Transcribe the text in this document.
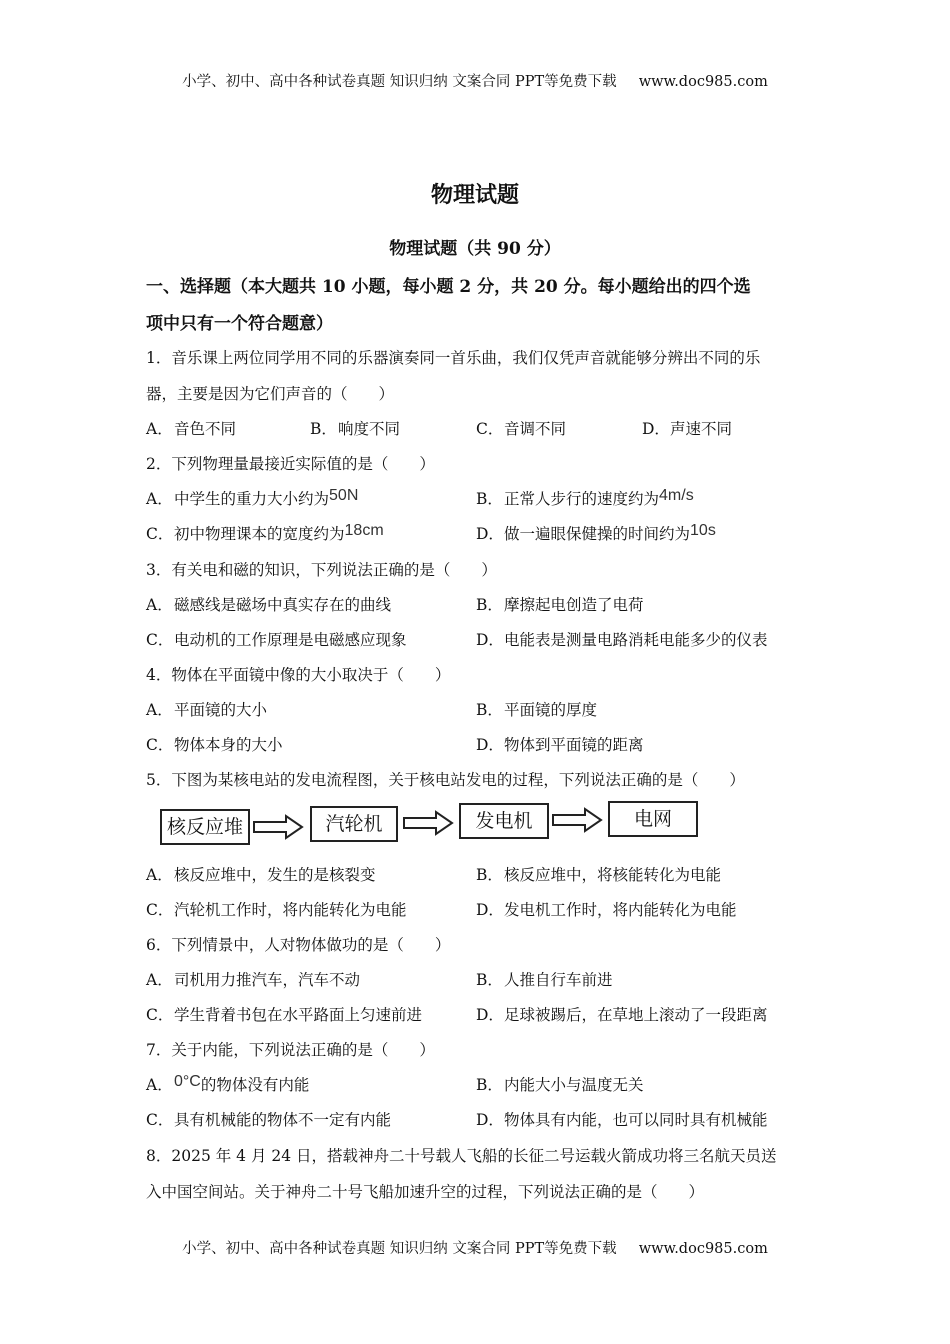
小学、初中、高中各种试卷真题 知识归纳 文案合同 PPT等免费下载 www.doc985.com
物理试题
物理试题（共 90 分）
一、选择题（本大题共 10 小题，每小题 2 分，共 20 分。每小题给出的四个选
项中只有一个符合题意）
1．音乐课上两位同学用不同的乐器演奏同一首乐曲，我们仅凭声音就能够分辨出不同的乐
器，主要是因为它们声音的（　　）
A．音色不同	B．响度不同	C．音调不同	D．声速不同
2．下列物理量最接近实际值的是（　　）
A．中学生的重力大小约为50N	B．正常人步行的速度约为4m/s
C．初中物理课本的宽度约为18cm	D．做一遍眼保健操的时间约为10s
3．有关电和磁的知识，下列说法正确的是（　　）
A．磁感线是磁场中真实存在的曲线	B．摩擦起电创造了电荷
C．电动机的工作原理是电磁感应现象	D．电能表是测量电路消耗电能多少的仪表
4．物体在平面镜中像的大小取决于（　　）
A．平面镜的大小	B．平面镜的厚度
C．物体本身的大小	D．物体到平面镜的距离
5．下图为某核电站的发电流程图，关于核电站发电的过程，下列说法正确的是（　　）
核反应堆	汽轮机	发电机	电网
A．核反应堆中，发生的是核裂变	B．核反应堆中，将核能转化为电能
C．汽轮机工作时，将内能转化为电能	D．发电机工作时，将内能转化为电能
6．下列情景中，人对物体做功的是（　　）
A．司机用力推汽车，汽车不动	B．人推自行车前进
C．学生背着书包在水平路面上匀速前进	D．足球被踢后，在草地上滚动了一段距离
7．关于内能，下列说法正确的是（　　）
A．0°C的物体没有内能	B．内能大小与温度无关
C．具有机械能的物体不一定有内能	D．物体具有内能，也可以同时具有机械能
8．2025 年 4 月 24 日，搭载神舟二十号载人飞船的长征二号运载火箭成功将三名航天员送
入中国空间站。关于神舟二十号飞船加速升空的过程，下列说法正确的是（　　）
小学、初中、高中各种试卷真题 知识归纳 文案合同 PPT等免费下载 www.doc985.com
--
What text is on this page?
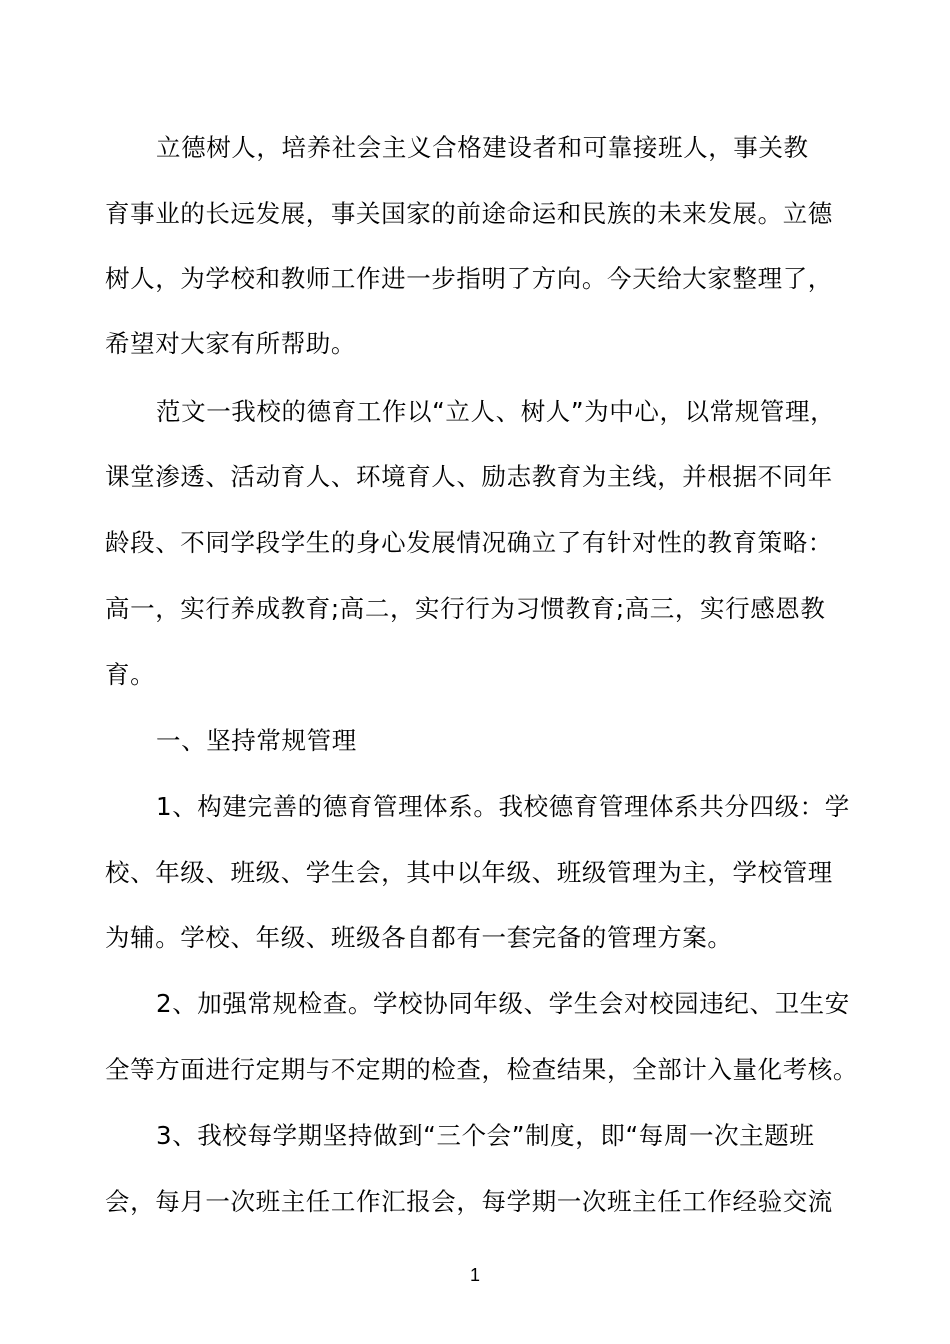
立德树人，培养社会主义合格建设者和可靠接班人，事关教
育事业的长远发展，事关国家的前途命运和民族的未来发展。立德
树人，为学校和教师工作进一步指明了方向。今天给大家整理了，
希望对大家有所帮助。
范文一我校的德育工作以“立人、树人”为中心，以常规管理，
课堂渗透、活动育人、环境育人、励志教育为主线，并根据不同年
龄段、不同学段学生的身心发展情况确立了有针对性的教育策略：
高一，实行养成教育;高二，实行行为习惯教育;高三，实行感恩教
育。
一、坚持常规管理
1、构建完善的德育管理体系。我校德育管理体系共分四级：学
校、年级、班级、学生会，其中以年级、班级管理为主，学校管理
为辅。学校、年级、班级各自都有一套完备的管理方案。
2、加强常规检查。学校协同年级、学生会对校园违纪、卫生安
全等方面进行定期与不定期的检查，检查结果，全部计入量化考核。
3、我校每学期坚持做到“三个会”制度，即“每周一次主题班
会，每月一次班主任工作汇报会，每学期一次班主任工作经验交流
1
* * *
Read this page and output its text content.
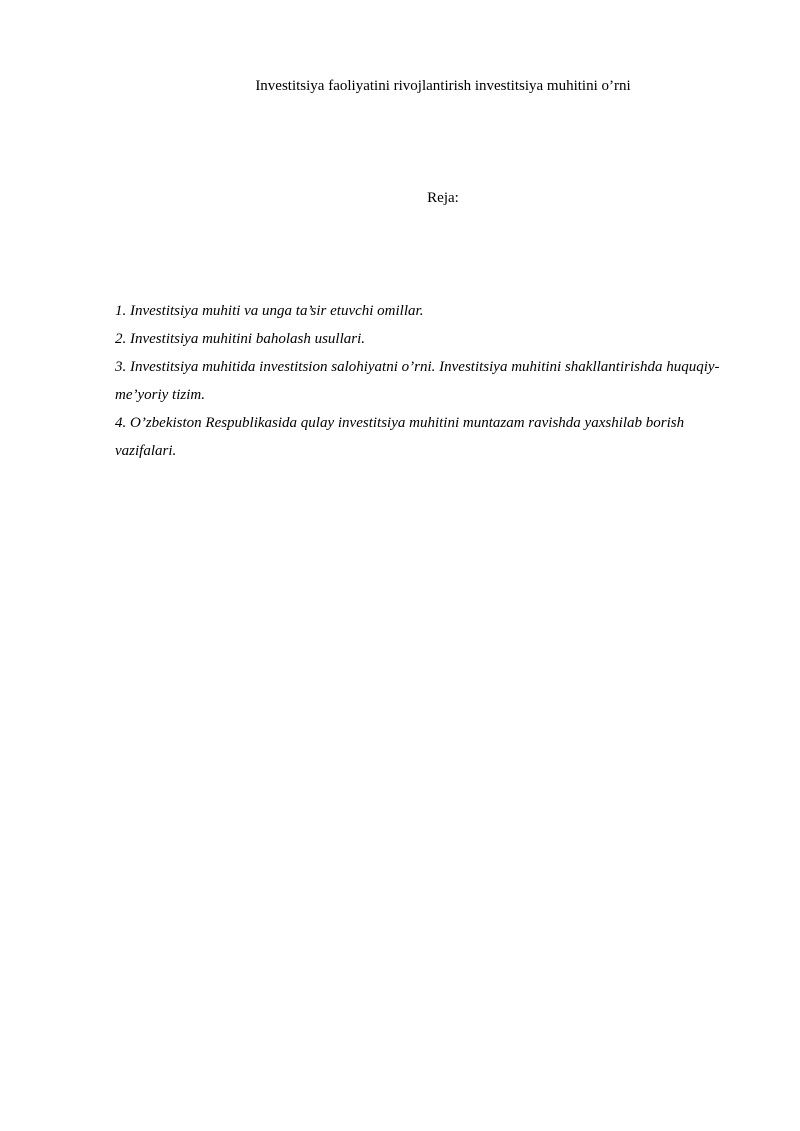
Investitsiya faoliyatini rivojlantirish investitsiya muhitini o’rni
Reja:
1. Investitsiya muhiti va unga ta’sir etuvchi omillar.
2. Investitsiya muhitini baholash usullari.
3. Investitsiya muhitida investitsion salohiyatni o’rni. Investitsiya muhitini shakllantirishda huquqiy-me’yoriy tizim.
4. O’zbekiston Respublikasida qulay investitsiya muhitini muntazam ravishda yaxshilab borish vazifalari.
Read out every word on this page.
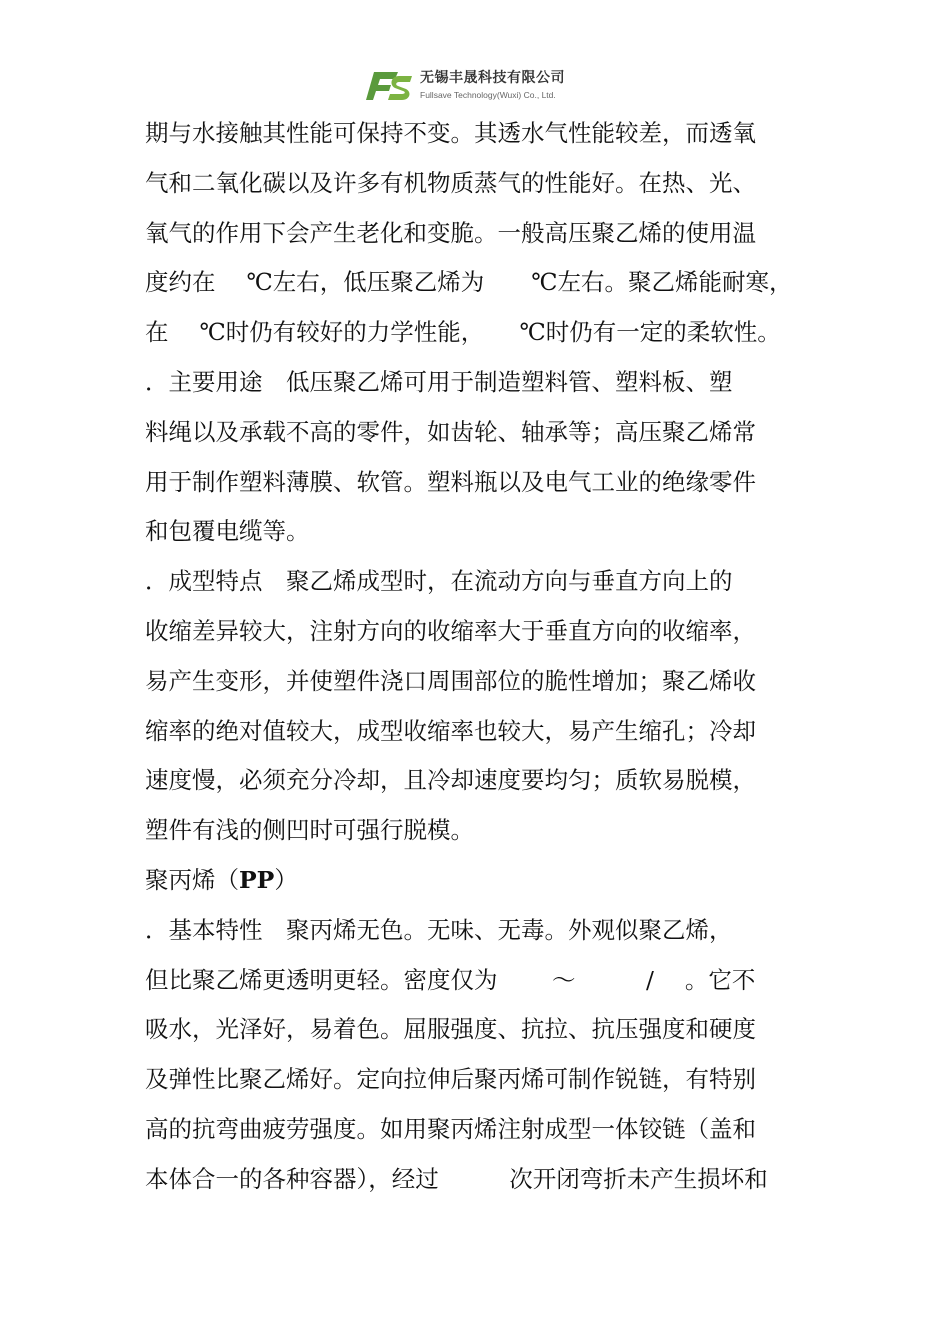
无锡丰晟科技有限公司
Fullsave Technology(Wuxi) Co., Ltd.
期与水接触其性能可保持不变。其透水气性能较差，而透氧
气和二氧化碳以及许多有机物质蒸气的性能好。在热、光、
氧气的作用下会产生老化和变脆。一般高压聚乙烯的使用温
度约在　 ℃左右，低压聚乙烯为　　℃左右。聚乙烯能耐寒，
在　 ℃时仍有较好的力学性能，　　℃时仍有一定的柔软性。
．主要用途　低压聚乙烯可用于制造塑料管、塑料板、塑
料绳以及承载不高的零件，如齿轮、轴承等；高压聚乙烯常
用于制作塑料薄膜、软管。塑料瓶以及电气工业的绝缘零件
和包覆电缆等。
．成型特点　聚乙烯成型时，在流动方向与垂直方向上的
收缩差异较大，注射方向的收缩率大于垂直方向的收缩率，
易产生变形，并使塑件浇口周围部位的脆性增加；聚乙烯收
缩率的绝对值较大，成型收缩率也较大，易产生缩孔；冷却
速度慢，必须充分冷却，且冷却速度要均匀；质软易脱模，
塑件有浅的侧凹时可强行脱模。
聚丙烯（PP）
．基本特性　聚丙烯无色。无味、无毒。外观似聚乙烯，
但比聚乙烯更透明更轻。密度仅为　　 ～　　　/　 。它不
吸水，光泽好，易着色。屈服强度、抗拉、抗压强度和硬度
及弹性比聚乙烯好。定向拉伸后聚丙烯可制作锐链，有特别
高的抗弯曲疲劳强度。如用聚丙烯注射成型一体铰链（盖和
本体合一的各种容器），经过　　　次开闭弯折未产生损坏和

• **GIVEN INSTRUCTION**
Pick each line holding the word "page" out of the data and copy it.

• **EXERCISE OUTPUT**
What text is on this page?
Read this page and output its text content.
Read out every word on this page.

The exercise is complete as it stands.